- [Task brief]: Work out how many lines contain "выдержки". Reply with the count alone.

+++ The records +++

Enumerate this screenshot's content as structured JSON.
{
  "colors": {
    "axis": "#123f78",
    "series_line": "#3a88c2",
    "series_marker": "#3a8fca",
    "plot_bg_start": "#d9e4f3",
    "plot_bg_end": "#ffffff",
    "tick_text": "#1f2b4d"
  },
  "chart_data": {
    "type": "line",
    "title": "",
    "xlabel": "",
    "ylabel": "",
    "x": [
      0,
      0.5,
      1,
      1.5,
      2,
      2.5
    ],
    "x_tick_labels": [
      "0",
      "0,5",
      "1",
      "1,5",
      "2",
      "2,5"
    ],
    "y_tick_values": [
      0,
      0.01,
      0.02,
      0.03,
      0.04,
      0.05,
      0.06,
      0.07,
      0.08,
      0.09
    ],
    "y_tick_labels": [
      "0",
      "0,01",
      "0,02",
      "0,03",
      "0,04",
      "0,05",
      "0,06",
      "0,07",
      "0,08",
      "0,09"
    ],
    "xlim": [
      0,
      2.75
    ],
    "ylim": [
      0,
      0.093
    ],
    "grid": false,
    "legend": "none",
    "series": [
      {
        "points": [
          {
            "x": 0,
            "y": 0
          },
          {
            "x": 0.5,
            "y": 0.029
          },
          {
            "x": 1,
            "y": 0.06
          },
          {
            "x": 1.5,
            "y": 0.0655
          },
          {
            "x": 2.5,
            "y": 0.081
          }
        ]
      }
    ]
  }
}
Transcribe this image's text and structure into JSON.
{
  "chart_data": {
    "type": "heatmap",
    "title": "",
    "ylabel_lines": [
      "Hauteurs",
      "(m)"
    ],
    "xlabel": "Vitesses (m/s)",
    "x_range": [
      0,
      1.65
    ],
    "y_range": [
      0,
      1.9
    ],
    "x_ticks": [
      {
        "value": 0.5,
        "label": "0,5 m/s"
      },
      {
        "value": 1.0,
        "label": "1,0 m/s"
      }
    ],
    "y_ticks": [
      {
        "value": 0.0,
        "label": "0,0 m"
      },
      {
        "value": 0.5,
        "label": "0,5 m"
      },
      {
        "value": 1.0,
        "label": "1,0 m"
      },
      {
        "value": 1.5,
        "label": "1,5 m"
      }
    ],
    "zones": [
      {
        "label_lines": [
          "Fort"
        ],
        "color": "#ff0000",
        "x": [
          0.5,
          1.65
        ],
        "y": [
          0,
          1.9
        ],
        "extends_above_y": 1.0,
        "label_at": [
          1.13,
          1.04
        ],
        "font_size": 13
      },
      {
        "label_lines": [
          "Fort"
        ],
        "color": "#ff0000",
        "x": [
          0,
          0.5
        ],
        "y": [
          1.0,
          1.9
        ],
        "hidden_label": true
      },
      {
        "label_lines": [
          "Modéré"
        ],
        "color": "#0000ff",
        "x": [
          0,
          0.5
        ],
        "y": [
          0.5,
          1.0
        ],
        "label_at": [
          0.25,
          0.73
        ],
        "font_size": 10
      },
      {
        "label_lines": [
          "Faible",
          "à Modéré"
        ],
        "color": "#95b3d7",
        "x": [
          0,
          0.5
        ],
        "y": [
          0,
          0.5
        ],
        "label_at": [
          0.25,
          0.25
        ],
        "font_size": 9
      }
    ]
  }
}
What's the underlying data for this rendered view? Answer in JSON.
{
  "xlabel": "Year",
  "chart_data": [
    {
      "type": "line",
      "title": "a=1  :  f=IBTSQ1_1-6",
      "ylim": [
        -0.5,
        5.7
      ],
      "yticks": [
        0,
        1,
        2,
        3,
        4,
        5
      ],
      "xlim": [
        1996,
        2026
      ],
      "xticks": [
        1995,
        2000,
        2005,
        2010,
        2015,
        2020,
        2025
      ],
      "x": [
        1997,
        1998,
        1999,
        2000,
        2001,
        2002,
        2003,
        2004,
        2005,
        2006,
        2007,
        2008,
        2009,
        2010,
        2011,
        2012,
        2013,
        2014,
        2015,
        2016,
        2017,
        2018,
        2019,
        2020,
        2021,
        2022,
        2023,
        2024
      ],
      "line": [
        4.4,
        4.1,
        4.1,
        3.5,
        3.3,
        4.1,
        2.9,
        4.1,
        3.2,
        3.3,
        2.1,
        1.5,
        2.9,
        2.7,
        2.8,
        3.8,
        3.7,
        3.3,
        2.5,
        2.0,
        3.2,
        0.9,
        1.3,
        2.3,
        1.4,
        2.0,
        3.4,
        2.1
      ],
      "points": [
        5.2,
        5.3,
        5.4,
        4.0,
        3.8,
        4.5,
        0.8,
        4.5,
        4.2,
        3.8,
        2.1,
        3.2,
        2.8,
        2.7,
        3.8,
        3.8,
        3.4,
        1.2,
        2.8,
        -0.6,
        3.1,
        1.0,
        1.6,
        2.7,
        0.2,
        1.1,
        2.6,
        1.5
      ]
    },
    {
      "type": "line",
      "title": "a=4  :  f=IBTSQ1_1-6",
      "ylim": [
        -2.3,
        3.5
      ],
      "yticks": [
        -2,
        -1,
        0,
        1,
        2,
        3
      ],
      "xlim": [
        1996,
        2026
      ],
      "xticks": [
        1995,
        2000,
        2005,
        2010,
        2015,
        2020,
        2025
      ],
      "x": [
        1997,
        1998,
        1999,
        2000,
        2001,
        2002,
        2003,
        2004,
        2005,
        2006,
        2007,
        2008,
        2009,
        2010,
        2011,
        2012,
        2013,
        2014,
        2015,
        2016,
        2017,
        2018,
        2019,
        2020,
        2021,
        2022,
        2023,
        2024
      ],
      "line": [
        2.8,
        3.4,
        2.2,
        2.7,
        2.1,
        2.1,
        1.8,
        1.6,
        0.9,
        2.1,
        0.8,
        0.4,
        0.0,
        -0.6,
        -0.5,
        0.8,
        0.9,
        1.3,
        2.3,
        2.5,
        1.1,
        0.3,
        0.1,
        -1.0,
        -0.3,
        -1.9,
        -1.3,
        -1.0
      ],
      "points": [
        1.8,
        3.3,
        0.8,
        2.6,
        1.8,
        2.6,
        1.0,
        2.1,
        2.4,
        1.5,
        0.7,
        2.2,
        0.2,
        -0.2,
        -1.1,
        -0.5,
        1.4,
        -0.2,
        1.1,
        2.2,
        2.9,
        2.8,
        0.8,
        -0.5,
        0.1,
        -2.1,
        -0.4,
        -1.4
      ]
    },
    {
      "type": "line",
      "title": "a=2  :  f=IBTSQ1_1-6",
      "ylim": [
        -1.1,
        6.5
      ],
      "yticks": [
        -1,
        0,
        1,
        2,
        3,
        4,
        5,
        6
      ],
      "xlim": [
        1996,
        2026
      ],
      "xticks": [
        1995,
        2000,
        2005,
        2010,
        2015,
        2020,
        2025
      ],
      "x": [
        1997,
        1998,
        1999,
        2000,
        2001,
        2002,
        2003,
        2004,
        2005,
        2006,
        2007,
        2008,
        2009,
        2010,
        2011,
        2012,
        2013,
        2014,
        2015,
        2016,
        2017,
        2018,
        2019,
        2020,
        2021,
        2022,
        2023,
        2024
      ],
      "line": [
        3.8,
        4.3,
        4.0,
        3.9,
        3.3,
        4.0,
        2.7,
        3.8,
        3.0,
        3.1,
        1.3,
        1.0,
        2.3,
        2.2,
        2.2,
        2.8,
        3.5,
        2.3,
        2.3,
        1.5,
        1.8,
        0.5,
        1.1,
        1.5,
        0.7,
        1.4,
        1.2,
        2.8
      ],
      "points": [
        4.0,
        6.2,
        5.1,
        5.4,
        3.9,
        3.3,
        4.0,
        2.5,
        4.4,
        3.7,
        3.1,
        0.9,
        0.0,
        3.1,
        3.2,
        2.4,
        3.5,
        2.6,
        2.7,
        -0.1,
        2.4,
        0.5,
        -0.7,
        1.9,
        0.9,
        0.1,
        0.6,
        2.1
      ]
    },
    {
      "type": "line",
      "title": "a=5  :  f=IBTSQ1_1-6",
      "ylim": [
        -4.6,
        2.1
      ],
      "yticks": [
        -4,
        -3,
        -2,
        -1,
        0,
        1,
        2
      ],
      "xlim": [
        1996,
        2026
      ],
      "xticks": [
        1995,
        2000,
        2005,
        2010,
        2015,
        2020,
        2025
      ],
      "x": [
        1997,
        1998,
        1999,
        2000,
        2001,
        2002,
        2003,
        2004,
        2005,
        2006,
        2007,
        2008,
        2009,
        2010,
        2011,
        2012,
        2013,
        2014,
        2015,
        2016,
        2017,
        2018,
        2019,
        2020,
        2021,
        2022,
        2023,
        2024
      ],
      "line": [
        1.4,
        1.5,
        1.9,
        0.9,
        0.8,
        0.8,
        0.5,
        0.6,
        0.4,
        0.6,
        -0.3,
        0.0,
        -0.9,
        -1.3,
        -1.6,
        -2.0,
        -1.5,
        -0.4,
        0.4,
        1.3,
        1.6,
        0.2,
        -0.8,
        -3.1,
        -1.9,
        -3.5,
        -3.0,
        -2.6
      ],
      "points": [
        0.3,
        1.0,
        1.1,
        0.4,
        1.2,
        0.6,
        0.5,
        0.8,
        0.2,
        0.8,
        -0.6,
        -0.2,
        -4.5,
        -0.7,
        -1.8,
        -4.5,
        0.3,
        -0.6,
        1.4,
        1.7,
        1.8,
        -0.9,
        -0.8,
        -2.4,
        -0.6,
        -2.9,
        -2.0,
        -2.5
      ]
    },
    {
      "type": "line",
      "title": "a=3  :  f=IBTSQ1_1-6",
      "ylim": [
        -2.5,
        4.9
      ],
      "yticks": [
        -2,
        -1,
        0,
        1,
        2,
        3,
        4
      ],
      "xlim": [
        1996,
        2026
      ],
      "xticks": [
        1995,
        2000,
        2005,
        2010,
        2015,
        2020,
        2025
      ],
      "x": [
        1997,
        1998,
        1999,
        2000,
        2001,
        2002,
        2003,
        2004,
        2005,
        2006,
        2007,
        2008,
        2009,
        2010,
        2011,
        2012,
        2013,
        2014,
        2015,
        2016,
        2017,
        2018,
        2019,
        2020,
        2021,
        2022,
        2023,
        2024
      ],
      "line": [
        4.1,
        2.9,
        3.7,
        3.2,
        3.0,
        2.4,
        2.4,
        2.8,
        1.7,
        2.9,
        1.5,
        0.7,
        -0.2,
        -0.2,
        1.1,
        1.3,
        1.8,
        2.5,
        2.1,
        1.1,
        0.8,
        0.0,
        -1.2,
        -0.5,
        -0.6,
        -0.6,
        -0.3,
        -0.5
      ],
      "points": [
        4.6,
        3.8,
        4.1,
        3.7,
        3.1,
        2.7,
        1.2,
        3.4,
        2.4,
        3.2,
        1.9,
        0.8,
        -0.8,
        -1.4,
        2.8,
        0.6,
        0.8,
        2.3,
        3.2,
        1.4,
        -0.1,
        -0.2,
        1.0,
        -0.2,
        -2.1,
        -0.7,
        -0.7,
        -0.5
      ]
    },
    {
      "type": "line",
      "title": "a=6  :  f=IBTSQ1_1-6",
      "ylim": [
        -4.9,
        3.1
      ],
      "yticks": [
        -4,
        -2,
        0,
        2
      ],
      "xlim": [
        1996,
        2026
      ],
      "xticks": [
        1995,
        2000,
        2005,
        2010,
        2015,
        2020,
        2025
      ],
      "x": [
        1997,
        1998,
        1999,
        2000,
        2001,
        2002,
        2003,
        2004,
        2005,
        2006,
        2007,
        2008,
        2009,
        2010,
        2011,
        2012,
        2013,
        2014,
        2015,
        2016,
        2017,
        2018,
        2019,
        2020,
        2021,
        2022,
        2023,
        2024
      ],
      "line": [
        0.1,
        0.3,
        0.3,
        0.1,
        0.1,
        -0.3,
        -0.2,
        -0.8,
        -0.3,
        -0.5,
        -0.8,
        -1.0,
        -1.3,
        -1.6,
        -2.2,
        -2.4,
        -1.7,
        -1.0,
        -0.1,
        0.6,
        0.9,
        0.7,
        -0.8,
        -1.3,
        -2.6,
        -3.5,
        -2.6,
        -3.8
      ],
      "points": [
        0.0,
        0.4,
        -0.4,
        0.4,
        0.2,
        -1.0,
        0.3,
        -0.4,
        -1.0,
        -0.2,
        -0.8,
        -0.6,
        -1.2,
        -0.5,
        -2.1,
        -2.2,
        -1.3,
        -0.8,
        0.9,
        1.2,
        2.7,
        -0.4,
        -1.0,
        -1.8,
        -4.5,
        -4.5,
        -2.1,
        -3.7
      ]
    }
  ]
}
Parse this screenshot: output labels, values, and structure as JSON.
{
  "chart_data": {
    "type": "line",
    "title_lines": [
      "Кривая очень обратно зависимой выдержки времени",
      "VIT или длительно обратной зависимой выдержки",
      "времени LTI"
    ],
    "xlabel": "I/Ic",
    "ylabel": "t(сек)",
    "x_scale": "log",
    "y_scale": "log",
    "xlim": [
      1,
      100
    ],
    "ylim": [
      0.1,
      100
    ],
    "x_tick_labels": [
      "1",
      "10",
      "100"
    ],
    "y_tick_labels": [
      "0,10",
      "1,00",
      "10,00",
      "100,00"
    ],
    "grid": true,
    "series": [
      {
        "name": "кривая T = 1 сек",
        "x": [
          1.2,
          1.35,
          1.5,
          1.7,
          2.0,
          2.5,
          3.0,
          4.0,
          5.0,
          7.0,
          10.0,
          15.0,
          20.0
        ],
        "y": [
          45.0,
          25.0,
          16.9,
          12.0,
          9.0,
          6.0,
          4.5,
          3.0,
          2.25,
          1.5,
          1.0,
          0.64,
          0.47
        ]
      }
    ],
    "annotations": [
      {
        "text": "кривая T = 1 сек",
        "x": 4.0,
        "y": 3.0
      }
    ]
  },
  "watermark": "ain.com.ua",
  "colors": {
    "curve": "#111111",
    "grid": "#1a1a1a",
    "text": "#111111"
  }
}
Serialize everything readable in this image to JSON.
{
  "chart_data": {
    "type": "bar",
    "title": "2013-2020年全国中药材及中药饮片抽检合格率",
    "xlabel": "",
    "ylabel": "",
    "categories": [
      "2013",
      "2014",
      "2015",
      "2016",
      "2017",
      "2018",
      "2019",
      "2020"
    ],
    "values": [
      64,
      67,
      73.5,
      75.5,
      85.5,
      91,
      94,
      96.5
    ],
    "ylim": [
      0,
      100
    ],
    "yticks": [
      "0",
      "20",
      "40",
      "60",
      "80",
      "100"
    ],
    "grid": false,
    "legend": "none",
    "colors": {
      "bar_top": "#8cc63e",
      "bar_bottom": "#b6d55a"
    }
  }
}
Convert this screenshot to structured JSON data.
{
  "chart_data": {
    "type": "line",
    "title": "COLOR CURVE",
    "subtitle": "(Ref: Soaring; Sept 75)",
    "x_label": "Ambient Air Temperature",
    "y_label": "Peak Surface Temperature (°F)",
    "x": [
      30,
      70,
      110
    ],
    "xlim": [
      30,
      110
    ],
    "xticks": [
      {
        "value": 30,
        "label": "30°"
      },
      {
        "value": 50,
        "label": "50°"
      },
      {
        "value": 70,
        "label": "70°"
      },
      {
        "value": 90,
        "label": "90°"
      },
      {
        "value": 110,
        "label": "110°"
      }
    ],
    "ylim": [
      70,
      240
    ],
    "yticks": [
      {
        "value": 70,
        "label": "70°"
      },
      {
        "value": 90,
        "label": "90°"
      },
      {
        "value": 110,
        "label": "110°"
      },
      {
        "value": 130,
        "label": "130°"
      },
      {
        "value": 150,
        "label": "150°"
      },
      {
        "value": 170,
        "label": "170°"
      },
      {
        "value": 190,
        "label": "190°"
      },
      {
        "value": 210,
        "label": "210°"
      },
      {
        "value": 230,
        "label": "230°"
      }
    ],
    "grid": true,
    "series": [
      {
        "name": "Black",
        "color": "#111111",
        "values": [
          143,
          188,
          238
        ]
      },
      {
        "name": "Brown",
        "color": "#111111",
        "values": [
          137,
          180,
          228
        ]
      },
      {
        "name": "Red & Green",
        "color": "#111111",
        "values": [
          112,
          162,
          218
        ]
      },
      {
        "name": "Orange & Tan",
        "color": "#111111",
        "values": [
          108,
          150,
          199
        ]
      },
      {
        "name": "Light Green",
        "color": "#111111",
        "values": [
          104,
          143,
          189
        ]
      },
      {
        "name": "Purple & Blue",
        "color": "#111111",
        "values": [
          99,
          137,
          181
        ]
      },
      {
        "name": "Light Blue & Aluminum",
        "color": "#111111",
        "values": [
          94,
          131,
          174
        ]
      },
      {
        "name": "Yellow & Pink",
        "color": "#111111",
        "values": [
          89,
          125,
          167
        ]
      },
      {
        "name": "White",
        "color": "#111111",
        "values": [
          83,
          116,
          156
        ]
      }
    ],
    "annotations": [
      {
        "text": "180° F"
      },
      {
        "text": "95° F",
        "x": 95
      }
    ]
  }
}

+++

- [Answer in full]: 2